▸ The exercise
Look over the lines below. Report each one that includes the string "title".

▸ Material shown
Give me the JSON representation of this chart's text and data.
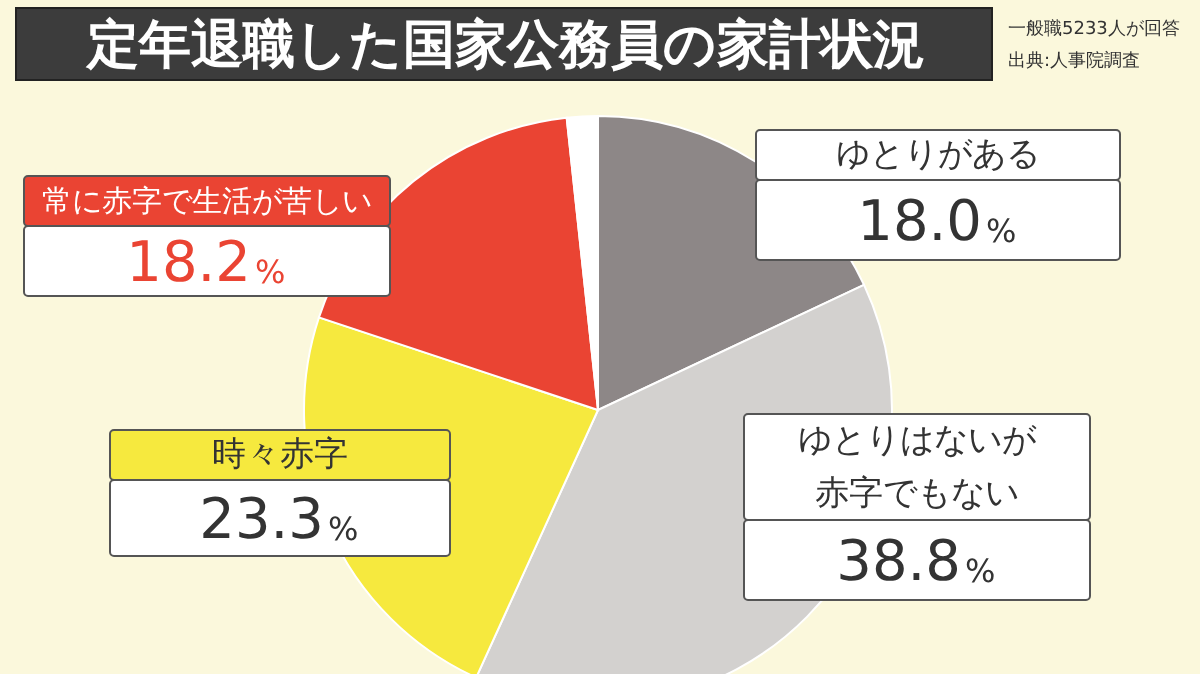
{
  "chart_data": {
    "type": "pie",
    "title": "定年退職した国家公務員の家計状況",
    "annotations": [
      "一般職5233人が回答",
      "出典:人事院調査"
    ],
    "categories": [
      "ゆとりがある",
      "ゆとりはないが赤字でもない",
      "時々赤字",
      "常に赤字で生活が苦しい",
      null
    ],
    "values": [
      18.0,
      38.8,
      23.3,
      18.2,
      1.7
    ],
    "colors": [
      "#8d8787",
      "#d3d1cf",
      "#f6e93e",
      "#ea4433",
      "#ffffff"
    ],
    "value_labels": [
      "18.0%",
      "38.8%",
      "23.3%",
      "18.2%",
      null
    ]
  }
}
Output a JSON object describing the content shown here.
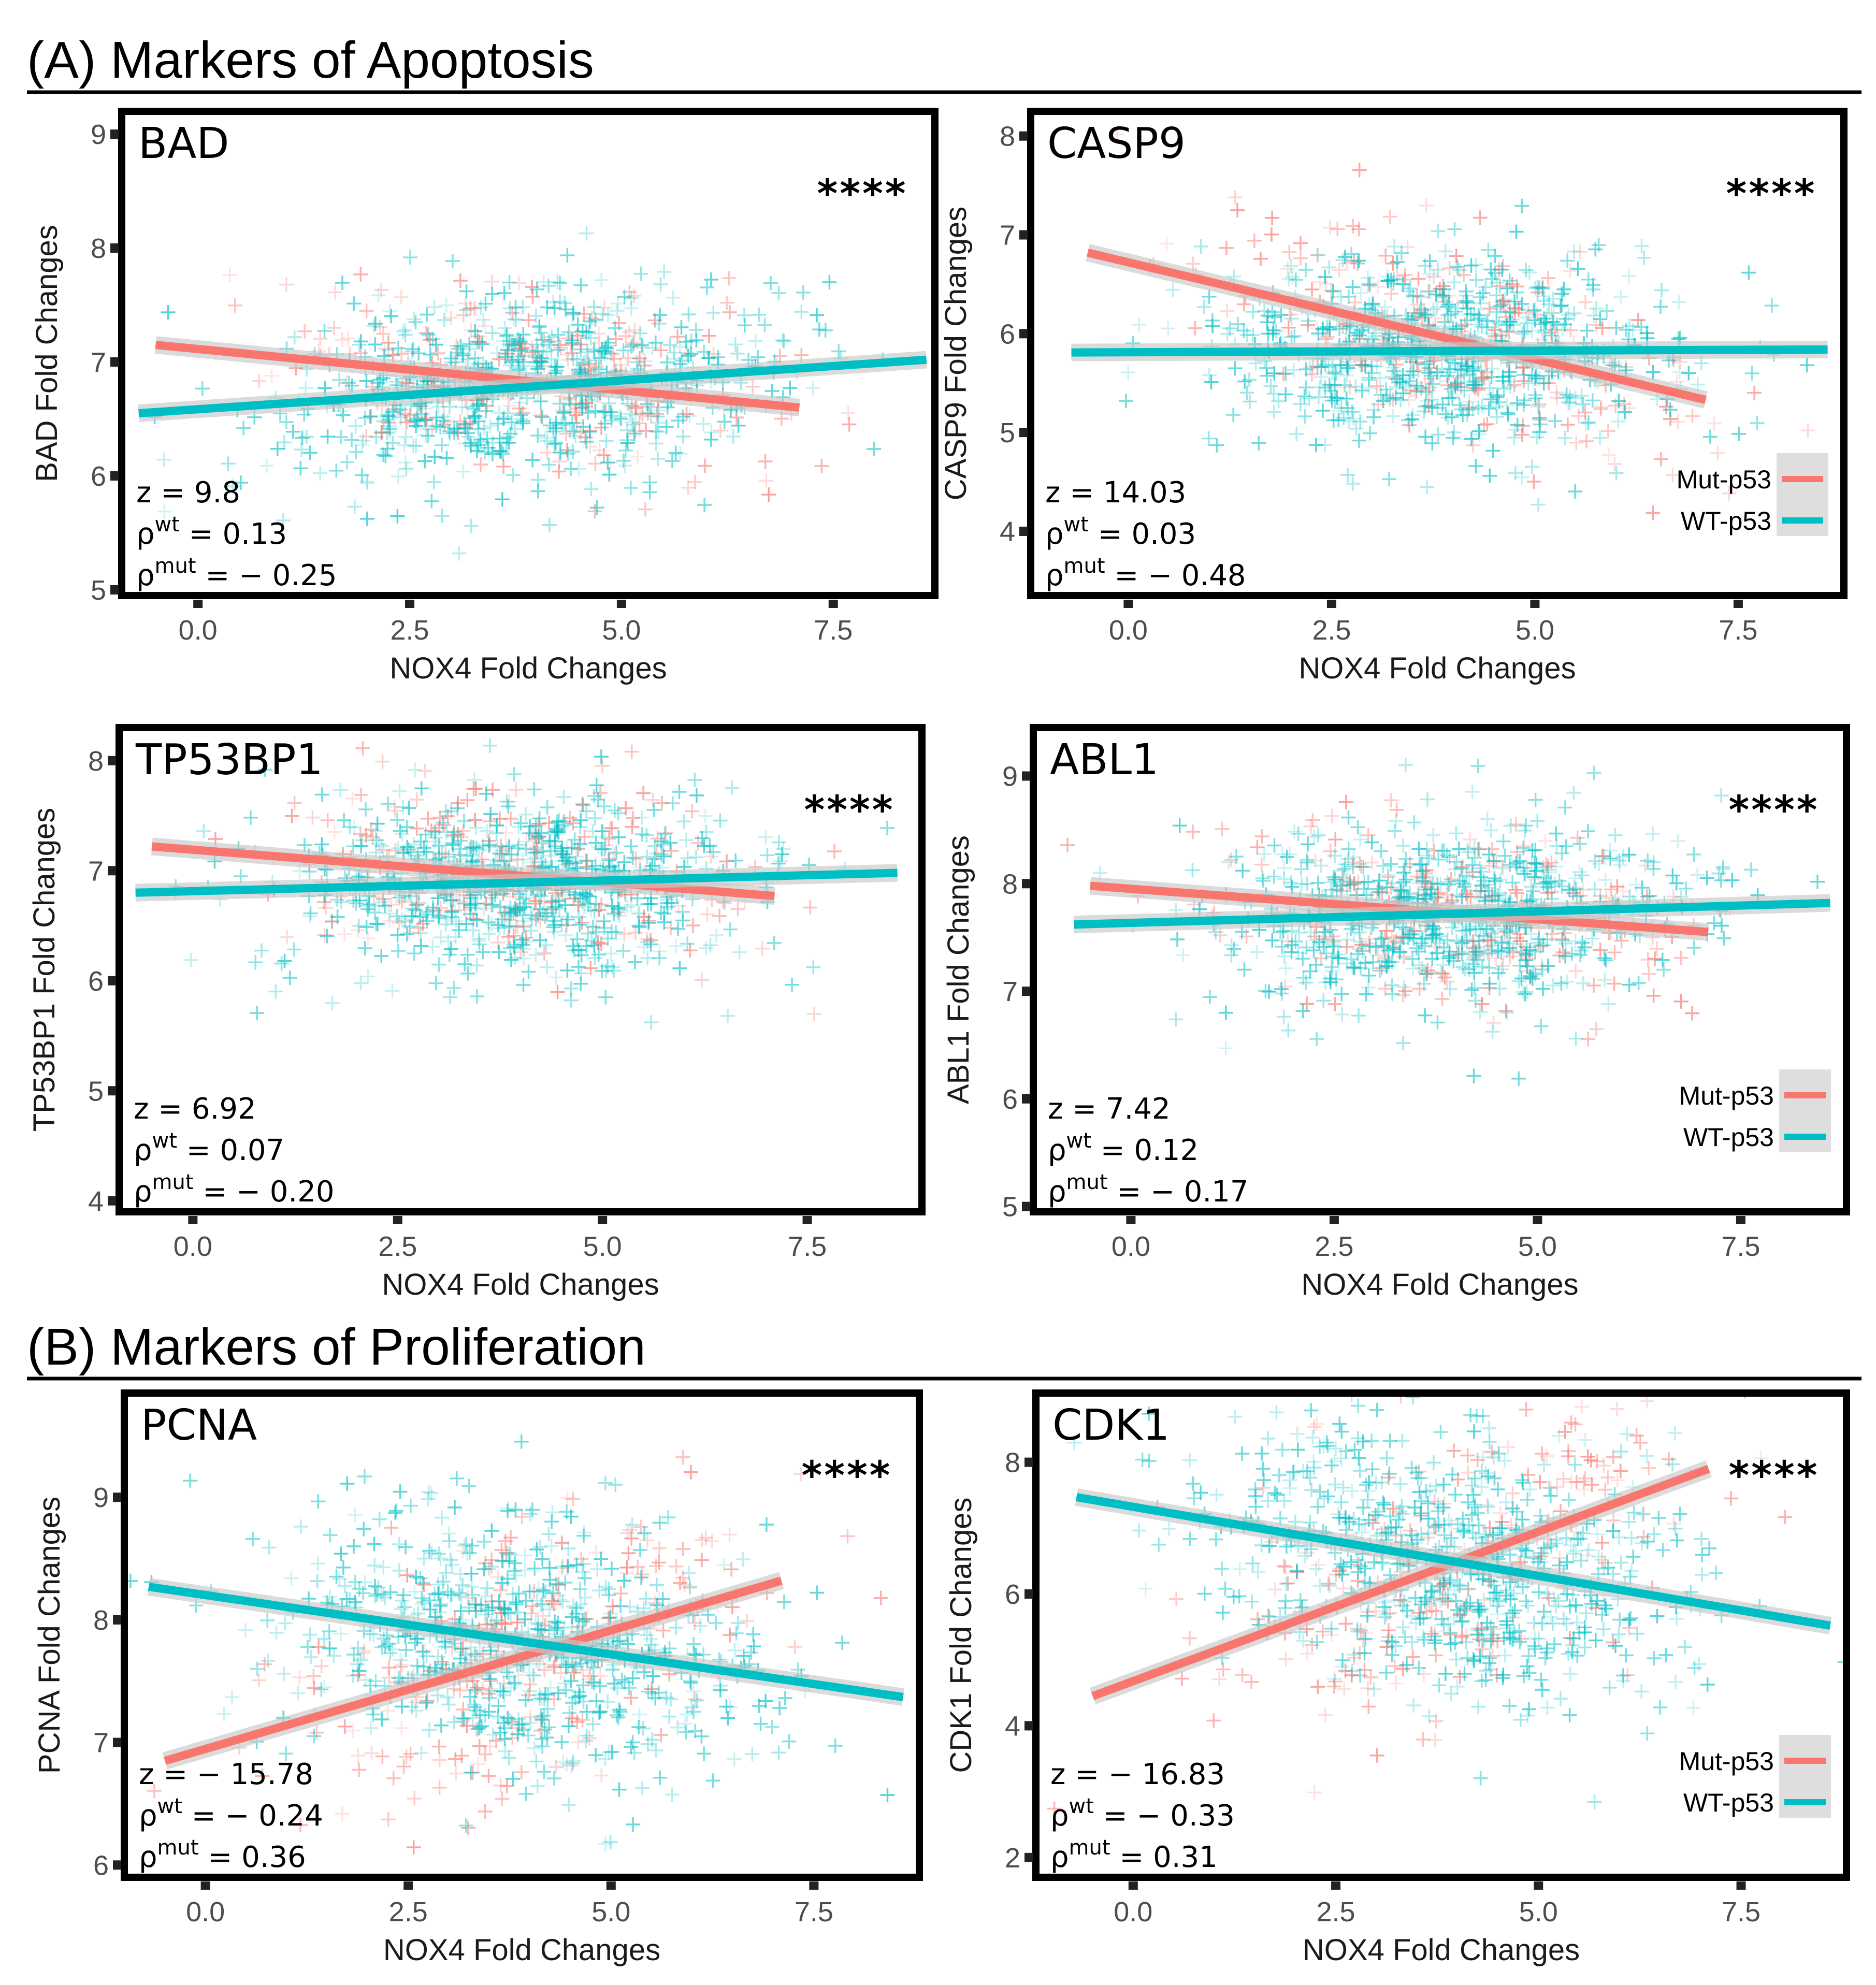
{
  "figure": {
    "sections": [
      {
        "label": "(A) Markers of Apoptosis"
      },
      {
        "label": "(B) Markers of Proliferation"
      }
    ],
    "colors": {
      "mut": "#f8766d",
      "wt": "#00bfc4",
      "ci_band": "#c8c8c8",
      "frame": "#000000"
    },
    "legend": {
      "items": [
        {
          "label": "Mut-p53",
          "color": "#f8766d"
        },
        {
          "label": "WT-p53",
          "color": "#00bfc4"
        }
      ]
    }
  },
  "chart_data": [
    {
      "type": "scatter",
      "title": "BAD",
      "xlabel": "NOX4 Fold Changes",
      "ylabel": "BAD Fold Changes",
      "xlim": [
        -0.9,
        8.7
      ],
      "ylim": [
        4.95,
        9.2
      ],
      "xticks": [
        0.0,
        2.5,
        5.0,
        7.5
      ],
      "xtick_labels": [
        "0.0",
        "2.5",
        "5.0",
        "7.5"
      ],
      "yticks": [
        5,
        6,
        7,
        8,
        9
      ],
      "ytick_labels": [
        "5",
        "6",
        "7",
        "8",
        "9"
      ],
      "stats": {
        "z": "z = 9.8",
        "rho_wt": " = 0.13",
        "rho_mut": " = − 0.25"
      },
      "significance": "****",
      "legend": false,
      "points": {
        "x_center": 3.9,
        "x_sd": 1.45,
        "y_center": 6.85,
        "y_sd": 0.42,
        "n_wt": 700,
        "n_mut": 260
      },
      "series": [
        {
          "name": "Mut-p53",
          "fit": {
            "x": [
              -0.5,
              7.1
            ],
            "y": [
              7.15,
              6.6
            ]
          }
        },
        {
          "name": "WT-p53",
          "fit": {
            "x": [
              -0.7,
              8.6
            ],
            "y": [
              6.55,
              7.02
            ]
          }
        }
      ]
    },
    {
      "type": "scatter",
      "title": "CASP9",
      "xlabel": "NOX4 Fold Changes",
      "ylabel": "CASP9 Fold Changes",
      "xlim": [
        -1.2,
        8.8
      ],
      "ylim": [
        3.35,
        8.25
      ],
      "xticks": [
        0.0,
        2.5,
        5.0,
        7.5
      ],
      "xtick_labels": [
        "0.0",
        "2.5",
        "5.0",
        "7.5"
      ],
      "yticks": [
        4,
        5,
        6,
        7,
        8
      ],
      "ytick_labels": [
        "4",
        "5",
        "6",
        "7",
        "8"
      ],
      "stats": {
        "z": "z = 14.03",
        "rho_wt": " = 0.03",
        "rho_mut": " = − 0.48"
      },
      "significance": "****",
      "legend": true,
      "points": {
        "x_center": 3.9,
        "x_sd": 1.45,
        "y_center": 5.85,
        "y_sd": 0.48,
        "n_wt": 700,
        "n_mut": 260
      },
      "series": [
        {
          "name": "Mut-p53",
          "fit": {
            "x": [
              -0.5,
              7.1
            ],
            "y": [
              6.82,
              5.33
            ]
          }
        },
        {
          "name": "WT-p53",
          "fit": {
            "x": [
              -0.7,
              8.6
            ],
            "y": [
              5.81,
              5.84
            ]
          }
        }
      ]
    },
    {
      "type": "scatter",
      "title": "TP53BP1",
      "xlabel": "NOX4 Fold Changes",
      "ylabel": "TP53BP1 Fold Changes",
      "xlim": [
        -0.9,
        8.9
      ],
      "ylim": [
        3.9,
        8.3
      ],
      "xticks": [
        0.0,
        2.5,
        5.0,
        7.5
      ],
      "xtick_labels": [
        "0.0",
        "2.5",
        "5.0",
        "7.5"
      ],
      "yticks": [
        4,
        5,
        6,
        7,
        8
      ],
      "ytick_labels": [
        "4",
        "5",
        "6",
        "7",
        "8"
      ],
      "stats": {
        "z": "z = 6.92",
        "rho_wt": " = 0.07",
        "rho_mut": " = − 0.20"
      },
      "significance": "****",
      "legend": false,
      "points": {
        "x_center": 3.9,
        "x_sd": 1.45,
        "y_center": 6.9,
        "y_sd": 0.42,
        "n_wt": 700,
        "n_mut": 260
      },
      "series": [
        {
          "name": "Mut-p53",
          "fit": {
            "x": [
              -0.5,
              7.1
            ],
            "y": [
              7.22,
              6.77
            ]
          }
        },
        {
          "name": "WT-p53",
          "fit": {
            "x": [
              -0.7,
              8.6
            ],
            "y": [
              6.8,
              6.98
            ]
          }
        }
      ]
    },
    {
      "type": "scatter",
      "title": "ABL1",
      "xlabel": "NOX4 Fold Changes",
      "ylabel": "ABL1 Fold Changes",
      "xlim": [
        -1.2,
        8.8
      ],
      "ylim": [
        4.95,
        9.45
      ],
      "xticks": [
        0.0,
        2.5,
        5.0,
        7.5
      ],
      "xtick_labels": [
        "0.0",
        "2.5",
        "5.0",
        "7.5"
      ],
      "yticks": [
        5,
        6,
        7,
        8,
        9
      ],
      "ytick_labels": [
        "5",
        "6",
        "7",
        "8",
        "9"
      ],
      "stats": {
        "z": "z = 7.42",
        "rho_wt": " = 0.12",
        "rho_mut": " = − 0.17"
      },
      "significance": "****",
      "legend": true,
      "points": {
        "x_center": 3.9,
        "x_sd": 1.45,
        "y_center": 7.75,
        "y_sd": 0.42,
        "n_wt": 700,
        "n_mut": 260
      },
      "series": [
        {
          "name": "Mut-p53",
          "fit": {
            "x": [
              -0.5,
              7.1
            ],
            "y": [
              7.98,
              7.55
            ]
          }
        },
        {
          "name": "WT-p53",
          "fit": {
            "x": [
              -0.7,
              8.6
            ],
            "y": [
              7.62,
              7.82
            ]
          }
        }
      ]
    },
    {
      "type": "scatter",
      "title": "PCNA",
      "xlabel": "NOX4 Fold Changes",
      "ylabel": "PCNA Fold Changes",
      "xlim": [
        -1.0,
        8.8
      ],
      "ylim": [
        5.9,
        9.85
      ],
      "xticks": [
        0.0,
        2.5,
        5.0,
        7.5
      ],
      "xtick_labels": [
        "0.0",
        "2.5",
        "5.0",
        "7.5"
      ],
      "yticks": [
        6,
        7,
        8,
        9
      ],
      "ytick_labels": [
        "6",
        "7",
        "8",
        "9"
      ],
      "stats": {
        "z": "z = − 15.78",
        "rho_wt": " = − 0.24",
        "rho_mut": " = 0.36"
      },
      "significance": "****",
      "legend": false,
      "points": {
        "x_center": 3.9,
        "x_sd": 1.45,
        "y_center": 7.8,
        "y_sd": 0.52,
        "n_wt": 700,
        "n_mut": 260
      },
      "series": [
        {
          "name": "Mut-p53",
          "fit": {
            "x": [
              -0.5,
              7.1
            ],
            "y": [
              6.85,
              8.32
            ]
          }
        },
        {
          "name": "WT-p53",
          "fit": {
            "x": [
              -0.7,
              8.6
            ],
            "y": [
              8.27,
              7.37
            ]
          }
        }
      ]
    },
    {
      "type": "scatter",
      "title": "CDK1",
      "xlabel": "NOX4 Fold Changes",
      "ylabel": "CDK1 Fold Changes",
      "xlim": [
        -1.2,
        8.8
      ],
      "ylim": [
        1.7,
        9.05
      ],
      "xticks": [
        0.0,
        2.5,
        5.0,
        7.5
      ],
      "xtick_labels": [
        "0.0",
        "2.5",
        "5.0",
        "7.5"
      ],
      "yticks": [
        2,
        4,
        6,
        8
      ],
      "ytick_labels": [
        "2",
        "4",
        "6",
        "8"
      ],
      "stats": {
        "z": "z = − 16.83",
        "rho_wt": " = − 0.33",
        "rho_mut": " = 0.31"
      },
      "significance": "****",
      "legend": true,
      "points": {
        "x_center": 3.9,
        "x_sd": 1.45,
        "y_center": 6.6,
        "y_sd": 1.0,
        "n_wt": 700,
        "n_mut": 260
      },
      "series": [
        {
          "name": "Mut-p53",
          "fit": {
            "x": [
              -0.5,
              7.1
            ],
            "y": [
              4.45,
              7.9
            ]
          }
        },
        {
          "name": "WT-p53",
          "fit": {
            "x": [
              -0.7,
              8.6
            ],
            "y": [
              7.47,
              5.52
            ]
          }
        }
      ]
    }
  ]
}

▸ Answer to the problem
    "title": "定年退職した国家公務員の家計状況",
      "title": "BAD",
      "title": "CASP9",
      "title": "TP53BP1",
      "title": "ABL1",
      "title": "PCNA",
      "title": "CDK1",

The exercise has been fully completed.